**RECORD LIST**

%%

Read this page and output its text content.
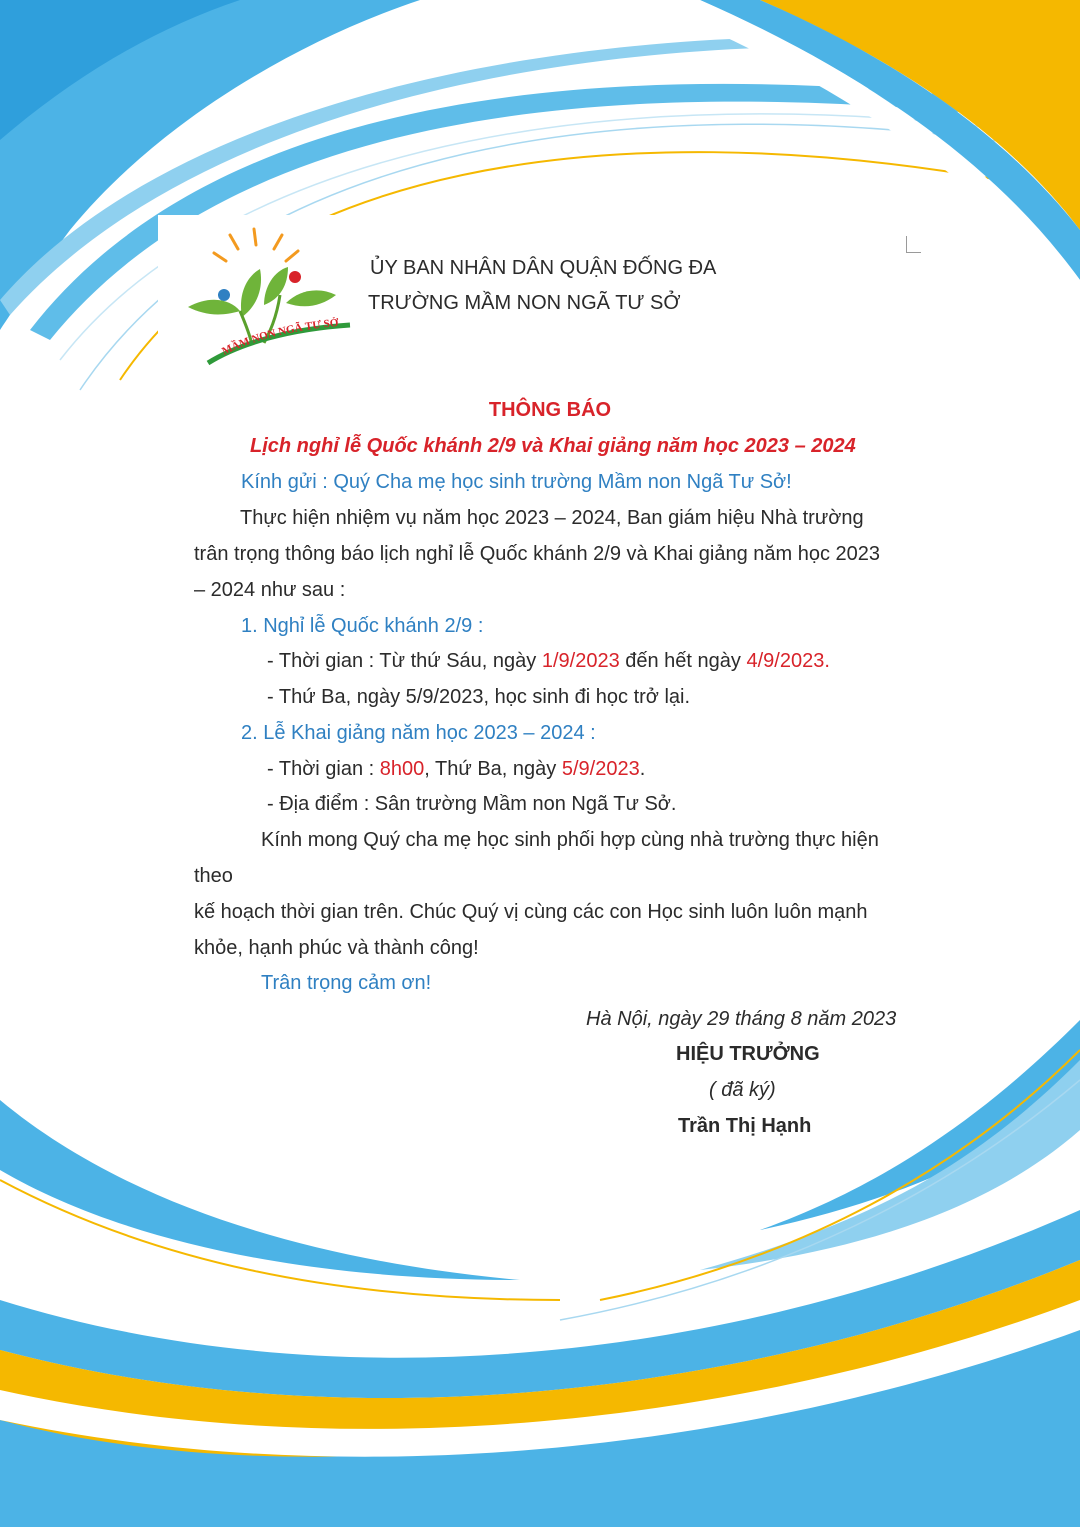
MẦM NON NGÃ TƯ SỞ
ỦY BAN NHÂN DÂN QUẬN ĐỐNG ĐA
TRƯỜNG MẦM NON NGÃ TƯ SỞ
THÔNG BÁO
Lịch nghỉ lễ Quốc khánh 2/9 và Khai giảng năm học 2023 – 2024
Kính gửi : Quý Cha mẹ học sinh trường Mầm non Ngã Tư Sở!
Thực hiện nhiệm vụ năm học 2023 – 2024, Ban giám hiệu Nhà trường
trân trọng thông báo lịch nghỉ lễ Quốc khánh 2/9 và Khai giảng năm học 2023
– 2024 như sau :
1. Nghỉ lễ Quốc khánh 2/9 :
- Thời gian : Từ thứ Sáu, ngày 1/9/2023 đến hết ngày 4/9/2023.
- Thứ Ba, ngày 5/9/2023, học sinh đi học trở lại.
2. Lễ Khai giảng năm học 2023 – 2024 :
- Thời gian : 8h00, Thứ Ba, ngày 5/9/2023.
- Địa điểm : Sân trường Mầm non Ngã Tư Sở.
Kính mong Quý cha mẹ học sinh phối hợp cùng nhà trường thực hiện
theo
kế hoạch thời gian trên. Chúc Quý vị cùng các con Học sinh luôn luôn mạnh
khỏe, hạnh phúc và thành công!
Trân trọng cảm ơn!
Hà Nội, ngày 29 tháng 8 năm 2023
HIỆU TRƯỞNG
( đã ký)
Trần Thị Hạnh
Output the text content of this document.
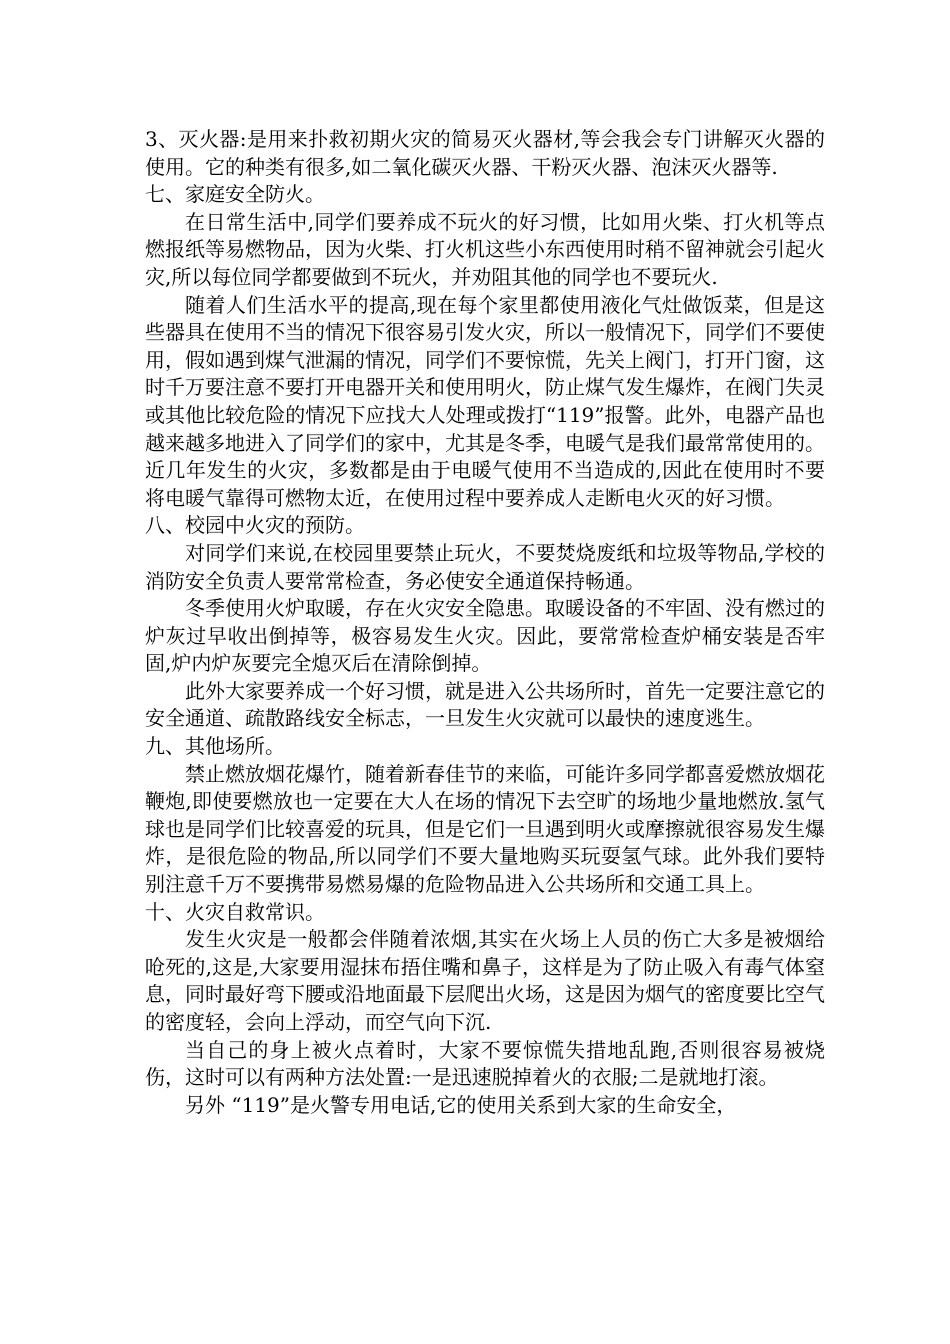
3、灭火器:是用来扑救初期火灾的简易灭火器材,等会我会专门讲解灭火器的使用。它的种类有很多,如二氧化碳灭火器、干粉灭火器、泡沫灭火器等.

七、家庭安全防火。

在日常生活中,同学们要养成不玩火的好习惯，比如用火柴、打火机等点燃报纸等易燃物品，因为火柴、打火机这些小东西使用时稍不留神就会引起火灾,所以每位同学都要做到不玩火，并劝阻其他的同学也不要玩火.

随着人们生活水平的提高,现在每个家里都使用液化气灶做饭菜，但是这些器具在使用不当的情况下很容易引发火灾，所以一般情况下，同学们不要使用，假如遇到煤气泄漏的情况，同学们不要惊慌，先关上阀门，打开门窗，这时千万要注意不要打开电器开关和使用明火，防止煤气发生爆炸，在阀门失灵或其他比较危险的情况下应找大人处理或拨打“119”报警。此外，电器产品也越来越多地进入了同学们的家中，尤其是冬季，电暖气是我们最常常使用的。近几年发生的火灾，多数都是由于电暖气使用不当造成的,因此在使用时不要将电暖气靠得可燃物太近，在使用过程中要养成人走断电火灭的好习惯。

八、校园中火灾的预防。

对同学们来说,在校园里要禁止玩火，不要焚烧废纸和垃圾等物品,学校的消防安全负责人要常常检查，务必使安全通道保持畅通。

冬季使用火炉取暖，存在火灾安全隐患。取暖设备的不牢固、没有燃过的炉灰过早收出倒掉等，极容易发生火灾。因此，要常常检查炉桶安装是否牢固,炉内炉灰要完全熄灭后在清除倒掉。

此外大家要养成一个好习惯，就是进入公共场所时，首先一定要注意它的安全通道、疏散路线安全标志，一旦发生火灾就可以最快的速度逃生。

九、其他场所。

禁止燃放烟花爆竹，随着新春佳节的来临，可能许多同学都喜爱燃放烟花鞭炮,即使要燃放也一定要在大人在场的情况下去空旷的场地少量地燃放.氢气球也是同学们比较喜爱的玩具，但是它们一旦遇到明火或摩擦就很容易发生爆炸，是很危险的物品,所以同学们不要大量地购买玩耍氢气球。此外我们要特别注意千万不要携带易燃易爆的危险物品进入公共场所和交通工具上。

十、火灾自救常识。

发生火灾是一般都会伴随着浓烟,其实在火场上人员的伤亡大多是被烟给呛死的,这是,大家要用湿抹布捂住嘴和鼻子，这样是为了防止吸入有毒气体窒息，同时最好弯下腰或沿地面最下层爬出火场，这是因为烟气的密度要比空气的密度轻，会向上浮动，而空气向下沉.

当自己的身上被火点着时，大家不要惊慌失措地乱跑,否则很容易被烧伤，这时可以有两种方法处置:一是迅速脱掉着火的衣服;二是就地打滚。

另外 “119”是火警专用电话,它的使用关系到大家的生命安全，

%%

Pictures excluded, quote all the data above exactly.

**ANSWER TO THIS TASK**
Read this page and output its text content.
MẦM NON NGÃ TƯ SỞ
ỦY BAN NHÂN DÂN QUẬN ĐỐNG ĐA
TRƯỜNG MẦM NON NGÃ TƯ SỞ
THÔNG BÁO
Lịch nghỉ lễ Quốc khánh 2/9 và Khai giảng năm học 2023 – 2024
Kính gửi : Quý Cha mẹ học sinh trường Mầm non Ngã Tư Sở!
Thực hiện nhiệm vụ năm học 2023 – 2024, Ban giám hiệu Nhà trường
trân trọng thông báo lịch nghỉ lễ Quốc khánh 2/9 và Khai giảng năm học 2023
– 2024 như sau :
1. Nghỉ lễ Quốc khánh 2/9 :
- Thời gian : Từ thứ Sáu, ngày 1/9/2023 đến hết ngày 4/9/2023.
- Thứ Ba, ngày 5/9/2023, học sinh đi học trở lại.
2. Lễ Khai giảng năm học 2023 – 2024 :
- Thời gian : 8h00, Thứ Ba, ngày 5/9/2023.
- Địa điểm : Sân trường Mầm non Ngã Tư Sở.
Kính mong Quý cha mẹ học sinh phối hợp cùng nhà trường thực hiện
theo
kế hoạch thời gian trên. Chúc Quý vị cùng các con Học sinh luôn luôn mạnh
khỏe, hạnh phúc và thành công!
Trân trọng cảm ơn!
Hà Nội, ngày 29 tháng 8 năm 2023
HIỆU TRƯỞNG
( đã ký)
Trần Thị Hạnh
Output the text content of this document.
3、灭火器:是用来扑救初期火灾的简易灭火器材,等会我会专门讲解灭火器的使用。它的种类有很多,如二氧化碳灭火器、干粉灭火器、泡沫灭火器等.

七、家庭安全防火。

在日常生活中,同学们要养成不玩火的好习惯，比如用火柴、打火机等点燃报纸等易燃物品，因为火柴、打火机这些小东西使用时稍不留神就会引起火灾,所以每位同学都要做到不玩火，并劝阻其他的同学也不要玩火.

随着人们生活水平的提高,现在每个家里都使用液化气灶做饭菜，但是这些器具在使用不当的情况下很容易引发火灾，所以一般情况下，同学们不要使用，假如遇到煤气泄漏的情况，同学们不要惊慌，先关上阀门，打开门窗，这时千万要注意不要打开电器开关和使用明火，防止煤气发生爆炸，在阀门失灵或其他比较危险的情况下应找大人处理或拨打“119”报警。此外，电器产品也越来越多地进入了同学们的家中，尤其是冬季，电暖气是我们最常常使用的。近几年发生的火灾，多数都是由于电暖气使用不当造成的,因此在使用时不要将电暖气靠得可燃物太近，在使用过程中要养成人走断电火灭的好习惯。

八、校园中火灾的预防。

对同学们来说,在校园里要禁止玩火，不要焚烧废纸和垃圾等物品,学校的消防安全负责人要常常检查，务必使安全通道保持畅通。

冬季使用火炉取暖，存在火灾安全隐患。取暖设备的不牢固、没有燃过的炉灰过早收出倒掉等，极容易发生火灾。因此，要常常检查炉桶安装是否牢固,炉内炉灰要完全熄灭后在清除倒掉。

此外大家要养成一个好习惯，就是进入公共场所时，首先一定要注意它的安全通道、疏散路线安全标志，一旦发生火灾就可以最快的速度逃生。

九、其他场所。

禁止燃放烟花爆竹，随着新春佳节的来临，可能许多同学都喜爱燃放烟花鞭炮,即使要燃放也一定要在大人在场的情况下去空旷的场地少量地燃放.氢气球也是同学们比较喜爱的玩具，但是它们一旦遇到明火或摩擦就很容易发生爆炸，是很危险的物品,所以同学们不要大量地购买玩耍氢气球。此外我们要特别注意千万不要携带易燃易爆的危险物品进入公共场所和交通工具上。

十、火灾自救常识。

发生火灾是一般都会伴随着浓烟,其实在火场上人员的伤亡大多是被烟给呛死的,这是,大家要用湿抹布捂住嘴和鼻子，这样是为了防止吸入有毒气体窒息，同时最好弯下腰或沿地面最下层爬出火场，这是因为烟气的密度要比空气的密度轻，会向上浮动，而空气向下沉.

当自己的身上被火点着时，大家不要惊慌失措地乱跑,否则很容易被烧伤，这时可以有两种方法处置:一是迅速脱掉着火的衣服;二是就地打滚。

另外 “119”是火警专用电话,它的使用关系到大家的生命安全，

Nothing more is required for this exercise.